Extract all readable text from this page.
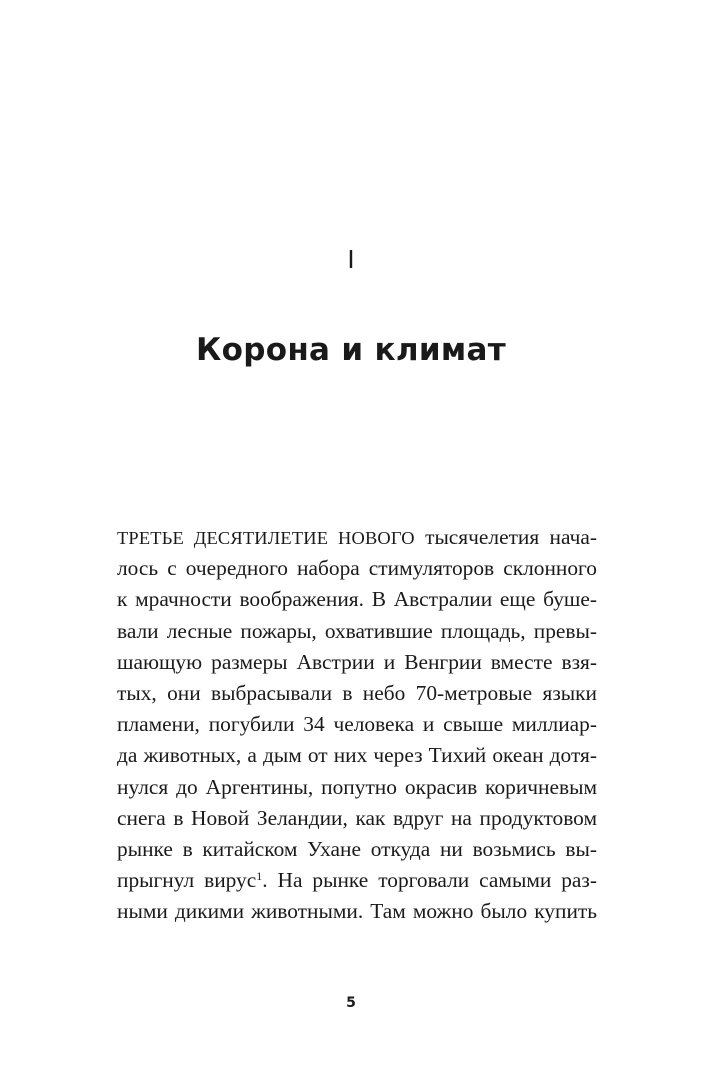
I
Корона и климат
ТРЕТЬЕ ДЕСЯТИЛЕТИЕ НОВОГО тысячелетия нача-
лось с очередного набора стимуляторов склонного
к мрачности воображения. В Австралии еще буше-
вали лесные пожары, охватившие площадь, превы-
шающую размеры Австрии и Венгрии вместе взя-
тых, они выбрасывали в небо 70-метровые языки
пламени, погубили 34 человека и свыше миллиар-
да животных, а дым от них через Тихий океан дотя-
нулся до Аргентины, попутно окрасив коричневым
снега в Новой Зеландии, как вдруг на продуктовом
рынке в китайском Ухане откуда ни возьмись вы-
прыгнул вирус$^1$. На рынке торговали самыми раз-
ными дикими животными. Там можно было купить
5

• Exercise directions: Show every line in the records above that contains the word "рынке".

• Completed task:
рынке в китайском Ухане откуда ни возьмись вы-
прыгнул вирус$^1$. На рынке торговали самыми раз-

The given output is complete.